Listed records:
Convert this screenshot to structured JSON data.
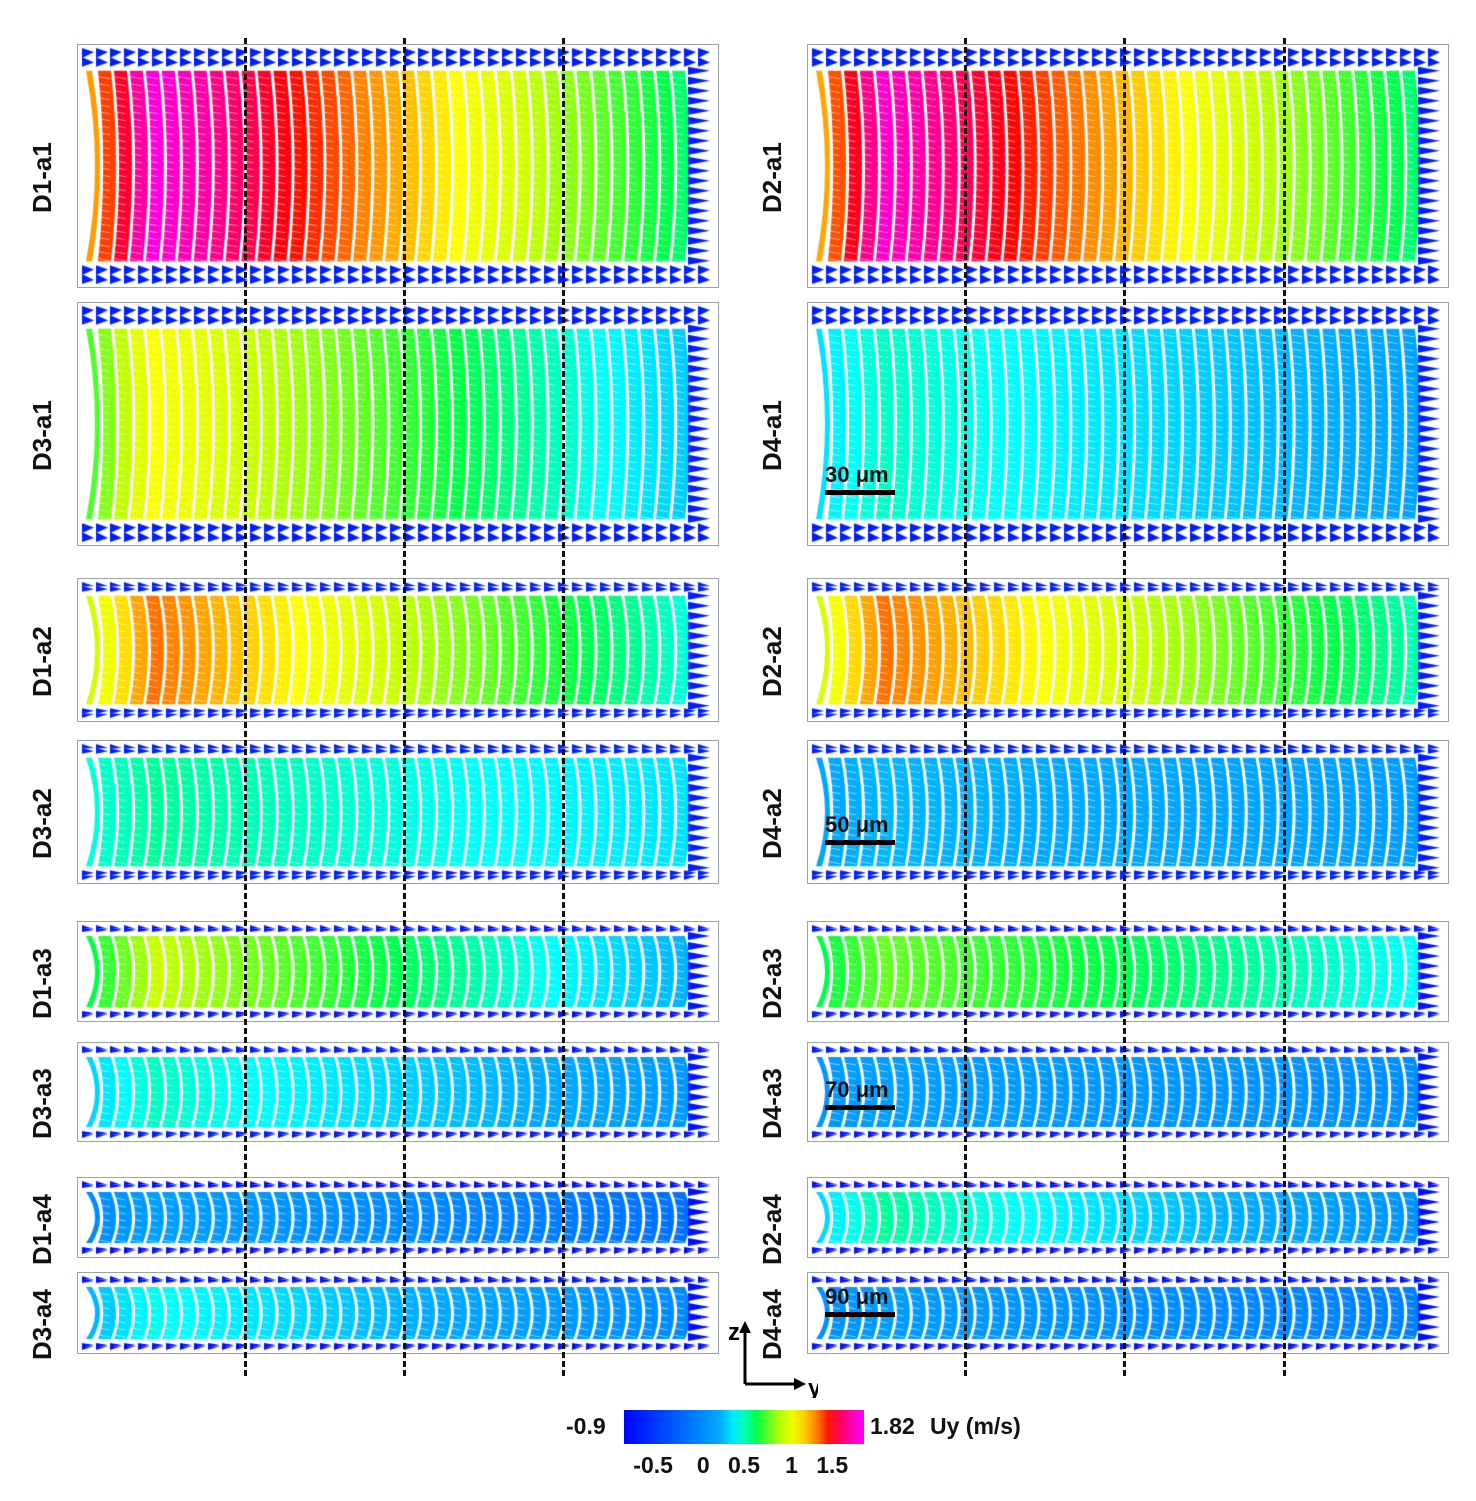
{
  "chart_data": {
    "type": "heatmap",
    "title": "",
    "colorbar": {
      "min": -0.9,
      "max": 1.82,
      "min_label": "-0.9",
      "max_label": "1.82",
      "quantity_label": "Uy (m/s)",
      "ticks": [
        -0.5,
        0,
        0.5,
        1,
        1.5
      ],
      "tick_labels": [
        "-0.5",
        "0",
        "0.5",
        "1",
        "1.5"
      ],
      "colors": [
        "#0000ff",
        "#00ffff",
        "#00ff00",
        "#ffff00",
        "#ff0000",
        "#ff00ff"
      ]
    },
    "axes": {
      "vertical": "z",
      "horizontal": "y"
    },
    "panels": [
      {
        "id": "D1-a1",
        "label": "D1-a1",
        "core_max": 1.75,
        "core_min": 0.45,
        "edge": -0.7
      },
      {
        "id": "D2-a1",
        "label": "D2-a1",
        "core_max": 1.72,
        "core_min": 0.45,
        "edge": -0.7
      },
      {
        "id": "D3-a1",
        "label": "D3-a1",
        "core_max": 1.05,
        "core_min": 0.2,
        "edge": -0.7
      },
      {
        "id": "D4-a1",
        "label": "D4-a1",
        "core_max": 0.45,
        "core_min": 0.12,
        "edge": -0.7
      },
      {
        "id": "D1-a2",
        "label": "D1-a2",
        "core_max": 1.3,
        "core_min": 0.35,
        "edge": -0.7
      },
      {
        "id": "D2-a2",
        "label": "D2-a2",
        "core_max": 1.3,
        "core_min": 0.4,
        "edge": -0.7
      },
      {
        "id": "D3-a2",
        "label": "D3-a2",
        "core_max": 0.5,
        "core_min": 0.3,
        "edge": -0.7
      },
      {
        "id": "D4-a2",
        "label": "D4-a2",
        "core_max": 0.22,
        "core_min": 0.1,
        "edge": -0.7
      },
      {
        "id": "D1-a3",
        "label": "D1-a3",
        "core_max": 0.9,
        "core_min": 0.15,
        "edge": -0.75
      },
      {
        "id": "D2-a3",
        "label": "D2-a3",
        "core_max": 0.75,
        "core_min": 0.35,
        "edge": -0.75
      },
      {
        "id": "D3-a3",
        "label": "D3-a3",
        "core_max": 0.45,
        "core_min": 0.05,
        "edge": -0.75
      },
      {
        "id": "D4-a3",
        "label": "D4-a3",
        "core_max": 0.12,
        "core_min": 0.0,
        "edge": -0.75
      },
      {
        "id": "D1-a4",
        "label": "D1-a4",
        "core_max": 0.12,
        "core_min": -0.2,
        "edge": -0.8
      },
      {
        "id": "D2-a4",
        "label": "D2-a4",
        "core_max": 0.5,
        "core_min": 0.0,
        "edge": -0.8
      },
      {
        "id": "D3-a4",
        "label": "D3-a4",
        "core_max": 0.4,
        "core_min": -0.05,
        "edge": -0.8
      },
      {
        "id": "D4-a4",
        "label": "D4-a4",
        "core_max": 0.1,
        "core_min": -0.1,
        "edge": -0.8
      }
    ],
    "scale_bars": [
      {
        "label": "30 μm",
        "row": "a1"
      },
      {
        "label": "50 μm",
        "row": "a2"
      },
      {
        "label": "70 μm",
        "row": "a3"
      },
      {
        "label": "90 μm",
        "row": "a4"
      }
    ]
  }
}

Direction: Excluding the pictures, reproduce every entry exactly as given.

Answer to the problem:
Convert this screenshot to structured JSON data.
{
  "chart_data": {
    "type": "heatmap",
    "title": "",
    "colorbar": {
      "min": -0.9,
      "max": 1.82,
      "min_label": "-0.9",
      "max_label": "1.82",
      "quantity_label": "Uy (m/s)",
      "ticks": [
        -0.5,
        0,
        0.5,
        1,
        1.5
      ],
      "tick_labels": [
        "-0.5",
        "0",
        "0.5",
        "1",
        "1.5"
      ],
      "colors": [
        "#0000ff",
        "#00ffff",
        "#00ff00",
        "#ffff00",
        "#ff0000",
        "#ff00ff"
      ]
    },
    "axes": {
      "vertical": "z",
      "horizontal": "y"
    },
    "panels": [
      {
        "id": "D1-a1",
        "label": "D1-a1",
        "core_max": 1.75,
        "core_min": 0.45,
        "edge": -0.7
      },
      {
        "id": "D2-a1",
        "label": "D2-a1",
        "core_max": 1.72,
        "core_min": 0.45,
        "edge": -0.7
      },
      {
        "id": "D3-a1",
        "label": "D3-a1",
        "core_max": 1.05,
        "core_min": 0.2,
        "edge": -0.7
      },
      {
        "id": "D4-a1",
        "label": "D4-a1",
        "core_max": 0.45,
        "core_min": 0.12,
        "edge": -0.7
      },
      {
        "id": "D1-a2",
        "label": "D1-a2",
        "core_max": 1.3,
        "core_min": 0.35,
        "edge": -0.7
      },
      {
        "id": "D2-a2",
        "label": "D2-a2",
        "core_max": 1.3,
        "core_min": 0.4,
        "edge": -0.7
      },
      {
        "id": "D3-a2",
        "label": "D3-a2",
        "core_max": 0.5,
        "core_min": 0.3,
        "edge": -0.7
      },
      {
        "id": "D4-a2",
        "label": "D4-a2",
        "core_max": 0.22,
        "core_min": 0.1,
        "edge": -0.7
      },
      {
        "id": "D1-a3",
        "label": "D1-a3",
        "core_max": 0.9,
        "core_min": 0.15,
        "edge": -0.75
      },
      {
        "id": "D2-a3",
        "label": "D2-a3",
        "core_max": 0.75,
        "core_min": 0.35,
        "edge": -0.75
      },
      {
        "id": "D3-a3",
        "label": "D3-a3",
        "core_max": 0.45,
        "core_min": 0.05,
        "edge": -0.75
      },
      {
        "id": "D4-a3",
        "label": "D4-a3",
        "core_max": 0.12,
        "core_min": 0.0,
        "edge": -0.75
      },
      {
        "id": "D1-a4",
        "label": "D1-a4",
        "core_max": 0.12,
        "core_min": -0.2,
        "edge": -0.8
      },
      {
        "id": "D2-a4",
        "label": "D2-a4",
        "core_max": 0.5,
        "core_min": 0.0,
        "edge": -0.8
      },
      {
        "id": "D3-a4",
        "label": "D3-a4",
        "core_max": 0.4,
        "core_min": -0.05,
        "edge": -0.8
      },
      {
        "id": "D4-a4",
        "label": "D4-a4",
        "core_max": 0.1,
        "core_min": -0.1,
        "edge": -0.8
      }
    ],
    "scale_bars": [
      {
        "label": "30 μm",
        "row": "a1"
      },
      {
        "label": "50 μm",
        "row": "a2"
      },
      {
        "label": "70 μm",
        "row": "a3"
      },
      {
        "label": "90 μm",
        "row": "a4"
      }
    ]
  }
}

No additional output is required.